» Exercise material:
####
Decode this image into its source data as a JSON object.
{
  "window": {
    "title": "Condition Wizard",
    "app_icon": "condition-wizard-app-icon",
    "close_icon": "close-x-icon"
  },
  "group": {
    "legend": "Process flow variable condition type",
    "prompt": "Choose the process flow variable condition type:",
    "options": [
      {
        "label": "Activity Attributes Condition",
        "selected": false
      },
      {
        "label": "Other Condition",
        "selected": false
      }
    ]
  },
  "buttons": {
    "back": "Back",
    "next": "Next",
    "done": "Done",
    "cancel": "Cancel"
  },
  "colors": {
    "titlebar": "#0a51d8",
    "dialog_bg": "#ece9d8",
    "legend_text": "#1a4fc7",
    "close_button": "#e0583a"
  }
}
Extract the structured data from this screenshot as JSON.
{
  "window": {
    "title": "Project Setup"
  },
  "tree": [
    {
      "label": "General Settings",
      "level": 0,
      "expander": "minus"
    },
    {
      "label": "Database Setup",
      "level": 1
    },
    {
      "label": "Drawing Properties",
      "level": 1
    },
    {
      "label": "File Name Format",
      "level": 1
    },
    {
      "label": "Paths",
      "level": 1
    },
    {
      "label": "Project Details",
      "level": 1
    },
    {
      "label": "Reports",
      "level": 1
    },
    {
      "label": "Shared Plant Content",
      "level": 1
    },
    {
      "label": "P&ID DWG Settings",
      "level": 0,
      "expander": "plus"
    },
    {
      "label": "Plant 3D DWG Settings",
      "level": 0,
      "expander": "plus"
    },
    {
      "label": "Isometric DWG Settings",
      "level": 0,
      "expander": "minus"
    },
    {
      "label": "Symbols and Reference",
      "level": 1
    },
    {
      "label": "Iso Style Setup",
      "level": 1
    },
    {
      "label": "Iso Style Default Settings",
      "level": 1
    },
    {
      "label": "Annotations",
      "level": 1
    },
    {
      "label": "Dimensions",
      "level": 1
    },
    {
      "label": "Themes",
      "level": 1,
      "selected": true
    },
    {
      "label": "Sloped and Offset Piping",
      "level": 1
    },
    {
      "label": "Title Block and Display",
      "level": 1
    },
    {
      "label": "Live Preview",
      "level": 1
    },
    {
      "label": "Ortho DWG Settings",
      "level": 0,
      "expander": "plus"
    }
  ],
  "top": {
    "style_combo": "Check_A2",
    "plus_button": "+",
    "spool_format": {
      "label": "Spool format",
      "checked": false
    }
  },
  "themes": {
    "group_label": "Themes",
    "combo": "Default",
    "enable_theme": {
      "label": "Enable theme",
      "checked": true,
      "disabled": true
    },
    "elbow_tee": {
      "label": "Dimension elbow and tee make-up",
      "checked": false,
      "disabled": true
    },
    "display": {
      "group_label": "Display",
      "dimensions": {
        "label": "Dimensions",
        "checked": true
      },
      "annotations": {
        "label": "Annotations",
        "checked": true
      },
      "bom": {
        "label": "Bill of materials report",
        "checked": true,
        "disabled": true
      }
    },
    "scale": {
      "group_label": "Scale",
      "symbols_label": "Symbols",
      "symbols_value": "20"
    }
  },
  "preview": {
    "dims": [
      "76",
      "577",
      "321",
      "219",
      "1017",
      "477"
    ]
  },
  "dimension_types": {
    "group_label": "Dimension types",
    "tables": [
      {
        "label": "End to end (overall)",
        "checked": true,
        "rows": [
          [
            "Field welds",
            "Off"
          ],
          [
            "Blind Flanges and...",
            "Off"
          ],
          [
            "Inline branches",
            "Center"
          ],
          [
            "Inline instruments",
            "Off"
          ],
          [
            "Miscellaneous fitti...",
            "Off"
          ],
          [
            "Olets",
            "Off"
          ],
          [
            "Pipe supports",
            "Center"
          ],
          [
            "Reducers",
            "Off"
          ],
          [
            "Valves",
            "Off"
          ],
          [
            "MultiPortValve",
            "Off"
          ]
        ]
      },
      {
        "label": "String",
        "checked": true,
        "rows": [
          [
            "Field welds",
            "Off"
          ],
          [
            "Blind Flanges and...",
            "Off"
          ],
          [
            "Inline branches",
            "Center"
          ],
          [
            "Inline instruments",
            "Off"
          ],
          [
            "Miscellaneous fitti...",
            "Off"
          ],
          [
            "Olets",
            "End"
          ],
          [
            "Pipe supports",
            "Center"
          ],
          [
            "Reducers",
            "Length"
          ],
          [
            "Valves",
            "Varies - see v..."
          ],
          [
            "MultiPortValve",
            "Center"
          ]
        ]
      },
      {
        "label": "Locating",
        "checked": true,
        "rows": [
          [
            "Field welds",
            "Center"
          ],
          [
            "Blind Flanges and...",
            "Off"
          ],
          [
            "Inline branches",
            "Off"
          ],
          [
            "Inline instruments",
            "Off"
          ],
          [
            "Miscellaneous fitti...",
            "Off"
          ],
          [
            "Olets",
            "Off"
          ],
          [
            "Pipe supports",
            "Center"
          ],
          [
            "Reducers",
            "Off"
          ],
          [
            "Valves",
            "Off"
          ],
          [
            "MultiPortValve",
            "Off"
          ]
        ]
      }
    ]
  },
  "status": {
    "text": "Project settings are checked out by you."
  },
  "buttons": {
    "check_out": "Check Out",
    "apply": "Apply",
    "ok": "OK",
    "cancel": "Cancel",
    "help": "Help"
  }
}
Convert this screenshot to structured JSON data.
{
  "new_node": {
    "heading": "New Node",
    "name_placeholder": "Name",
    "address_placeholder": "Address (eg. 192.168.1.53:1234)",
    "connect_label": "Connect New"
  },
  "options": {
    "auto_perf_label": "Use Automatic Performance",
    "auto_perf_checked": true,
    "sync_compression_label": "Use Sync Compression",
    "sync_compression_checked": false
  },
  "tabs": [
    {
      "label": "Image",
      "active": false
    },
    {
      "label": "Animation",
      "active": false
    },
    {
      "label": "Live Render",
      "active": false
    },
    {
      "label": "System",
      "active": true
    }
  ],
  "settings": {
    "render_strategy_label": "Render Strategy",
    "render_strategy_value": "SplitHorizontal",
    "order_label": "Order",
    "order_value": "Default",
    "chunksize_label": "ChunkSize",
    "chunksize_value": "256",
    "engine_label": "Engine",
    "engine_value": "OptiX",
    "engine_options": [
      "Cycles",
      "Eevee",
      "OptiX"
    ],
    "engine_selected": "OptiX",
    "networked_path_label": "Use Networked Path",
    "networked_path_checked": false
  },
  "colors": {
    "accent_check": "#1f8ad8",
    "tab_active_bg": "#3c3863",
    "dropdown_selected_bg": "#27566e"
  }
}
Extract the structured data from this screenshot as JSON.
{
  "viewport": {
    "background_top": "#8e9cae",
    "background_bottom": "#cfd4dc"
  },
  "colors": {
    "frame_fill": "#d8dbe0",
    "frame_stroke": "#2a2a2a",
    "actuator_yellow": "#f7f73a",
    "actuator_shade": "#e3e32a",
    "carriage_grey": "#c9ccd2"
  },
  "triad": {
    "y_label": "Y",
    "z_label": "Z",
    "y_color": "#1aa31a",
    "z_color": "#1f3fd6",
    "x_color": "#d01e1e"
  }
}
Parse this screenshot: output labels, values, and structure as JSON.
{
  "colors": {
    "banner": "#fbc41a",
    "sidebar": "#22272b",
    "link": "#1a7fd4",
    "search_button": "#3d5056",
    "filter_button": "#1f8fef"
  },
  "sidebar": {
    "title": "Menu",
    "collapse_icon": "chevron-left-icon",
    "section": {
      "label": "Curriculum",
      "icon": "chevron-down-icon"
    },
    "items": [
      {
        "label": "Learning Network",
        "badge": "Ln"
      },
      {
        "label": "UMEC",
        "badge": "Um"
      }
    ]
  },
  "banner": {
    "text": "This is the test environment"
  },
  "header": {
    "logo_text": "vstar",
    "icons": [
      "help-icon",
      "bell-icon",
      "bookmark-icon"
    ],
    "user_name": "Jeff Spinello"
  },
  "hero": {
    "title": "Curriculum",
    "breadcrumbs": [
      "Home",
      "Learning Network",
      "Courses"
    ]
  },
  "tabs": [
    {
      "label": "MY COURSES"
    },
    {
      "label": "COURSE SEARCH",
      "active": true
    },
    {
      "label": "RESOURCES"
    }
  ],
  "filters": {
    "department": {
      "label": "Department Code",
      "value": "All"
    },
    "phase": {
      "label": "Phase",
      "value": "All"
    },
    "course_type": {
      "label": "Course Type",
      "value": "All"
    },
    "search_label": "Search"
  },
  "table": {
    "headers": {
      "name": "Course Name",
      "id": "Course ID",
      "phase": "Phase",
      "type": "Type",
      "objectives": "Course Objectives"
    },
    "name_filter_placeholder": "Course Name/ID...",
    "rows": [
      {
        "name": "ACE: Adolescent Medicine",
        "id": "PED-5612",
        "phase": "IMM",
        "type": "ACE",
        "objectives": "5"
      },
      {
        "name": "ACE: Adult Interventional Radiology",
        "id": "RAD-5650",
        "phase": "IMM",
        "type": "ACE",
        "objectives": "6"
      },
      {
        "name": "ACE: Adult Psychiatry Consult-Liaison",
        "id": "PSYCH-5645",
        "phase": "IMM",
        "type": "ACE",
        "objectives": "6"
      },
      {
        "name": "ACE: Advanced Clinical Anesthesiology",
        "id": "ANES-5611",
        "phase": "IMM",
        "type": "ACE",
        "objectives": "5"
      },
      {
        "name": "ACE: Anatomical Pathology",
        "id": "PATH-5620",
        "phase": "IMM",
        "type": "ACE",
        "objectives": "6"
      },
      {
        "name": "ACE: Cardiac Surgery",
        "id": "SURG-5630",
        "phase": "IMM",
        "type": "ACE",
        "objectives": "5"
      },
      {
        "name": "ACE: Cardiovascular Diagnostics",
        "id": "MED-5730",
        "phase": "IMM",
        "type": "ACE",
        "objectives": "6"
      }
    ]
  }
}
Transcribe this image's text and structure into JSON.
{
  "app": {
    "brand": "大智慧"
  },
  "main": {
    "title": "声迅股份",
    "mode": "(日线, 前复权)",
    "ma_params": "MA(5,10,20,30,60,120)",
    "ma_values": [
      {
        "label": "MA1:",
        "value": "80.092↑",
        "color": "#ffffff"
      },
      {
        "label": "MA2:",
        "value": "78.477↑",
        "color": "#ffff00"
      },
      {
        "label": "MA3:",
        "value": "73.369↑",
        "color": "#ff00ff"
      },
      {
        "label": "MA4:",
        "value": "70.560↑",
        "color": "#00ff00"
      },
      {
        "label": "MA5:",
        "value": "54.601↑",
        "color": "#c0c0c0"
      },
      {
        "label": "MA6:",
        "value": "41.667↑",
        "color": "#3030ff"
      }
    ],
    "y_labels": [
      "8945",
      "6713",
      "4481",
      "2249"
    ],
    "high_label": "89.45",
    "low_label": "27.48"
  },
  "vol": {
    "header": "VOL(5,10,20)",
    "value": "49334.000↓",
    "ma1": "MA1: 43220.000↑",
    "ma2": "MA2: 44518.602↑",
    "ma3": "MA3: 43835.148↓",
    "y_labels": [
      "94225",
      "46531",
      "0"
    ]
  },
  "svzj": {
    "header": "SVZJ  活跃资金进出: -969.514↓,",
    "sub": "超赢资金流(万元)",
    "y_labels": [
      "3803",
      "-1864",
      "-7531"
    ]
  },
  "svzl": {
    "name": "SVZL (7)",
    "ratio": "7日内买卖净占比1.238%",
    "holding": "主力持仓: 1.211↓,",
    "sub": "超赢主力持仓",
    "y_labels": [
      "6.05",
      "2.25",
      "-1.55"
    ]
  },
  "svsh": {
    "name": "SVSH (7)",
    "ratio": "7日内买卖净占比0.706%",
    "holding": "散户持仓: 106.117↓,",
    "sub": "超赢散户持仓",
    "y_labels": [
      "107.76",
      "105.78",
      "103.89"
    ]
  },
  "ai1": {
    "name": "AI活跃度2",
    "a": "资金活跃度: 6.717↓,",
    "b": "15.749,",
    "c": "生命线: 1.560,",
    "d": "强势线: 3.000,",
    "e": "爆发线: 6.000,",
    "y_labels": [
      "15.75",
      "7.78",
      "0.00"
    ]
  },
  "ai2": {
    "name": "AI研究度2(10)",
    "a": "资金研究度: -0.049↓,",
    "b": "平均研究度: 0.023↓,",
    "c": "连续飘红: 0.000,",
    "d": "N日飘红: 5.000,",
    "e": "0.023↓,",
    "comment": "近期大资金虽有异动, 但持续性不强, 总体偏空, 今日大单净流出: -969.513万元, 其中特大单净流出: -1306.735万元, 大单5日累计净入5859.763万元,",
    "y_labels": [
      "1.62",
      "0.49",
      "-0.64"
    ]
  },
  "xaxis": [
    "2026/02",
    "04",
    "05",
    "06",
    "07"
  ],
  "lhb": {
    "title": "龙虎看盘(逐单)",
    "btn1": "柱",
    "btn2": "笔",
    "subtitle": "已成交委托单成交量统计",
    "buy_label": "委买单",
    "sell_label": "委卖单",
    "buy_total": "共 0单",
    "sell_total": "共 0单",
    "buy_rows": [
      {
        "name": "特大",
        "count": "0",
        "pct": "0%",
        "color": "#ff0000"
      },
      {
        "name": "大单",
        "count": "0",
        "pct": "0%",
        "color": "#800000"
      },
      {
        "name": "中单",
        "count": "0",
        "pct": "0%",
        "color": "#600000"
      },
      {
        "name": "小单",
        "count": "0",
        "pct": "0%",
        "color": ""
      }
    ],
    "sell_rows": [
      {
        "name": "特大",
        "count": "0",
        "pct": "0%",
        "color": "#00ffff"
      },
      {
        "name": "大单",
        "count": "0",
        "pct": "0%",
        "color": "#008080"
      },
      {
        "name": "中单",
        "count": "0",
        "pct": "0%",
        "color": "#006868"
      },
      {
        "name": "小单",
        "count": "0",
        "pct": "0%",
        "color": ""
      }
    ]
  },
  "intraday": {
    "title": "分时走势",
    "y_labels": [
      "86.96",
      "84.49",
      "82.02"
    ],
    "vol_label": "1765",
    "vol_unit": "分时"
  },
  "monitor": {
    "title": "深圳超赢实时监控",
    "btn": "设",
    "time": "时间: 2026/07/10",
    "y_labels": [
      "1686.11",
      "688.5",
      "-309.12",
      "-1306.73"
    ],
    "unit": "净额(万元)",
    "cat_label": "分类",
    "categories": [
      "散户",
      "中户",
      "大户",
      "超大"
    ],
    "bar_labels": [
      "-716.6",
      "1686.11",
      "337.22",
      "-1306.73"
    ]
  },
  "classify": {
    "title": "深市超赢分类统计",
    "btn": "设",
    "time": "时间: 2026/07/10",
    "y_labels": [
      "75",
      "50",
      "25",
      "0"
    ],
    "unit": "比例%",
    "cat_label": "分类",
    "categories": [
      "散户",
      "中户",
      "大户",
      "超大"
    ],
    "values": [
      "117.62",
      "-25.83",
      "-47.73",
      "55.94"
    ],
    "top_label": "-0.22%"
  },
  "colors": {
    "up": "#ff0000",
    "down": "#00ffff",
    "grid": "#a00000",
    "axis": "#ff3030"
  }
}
####
» Set task: Every line containing the string "Curriculum" must be listed.

» Exercise response:
      "label": "Curriculum",
    "title": "Curriculum",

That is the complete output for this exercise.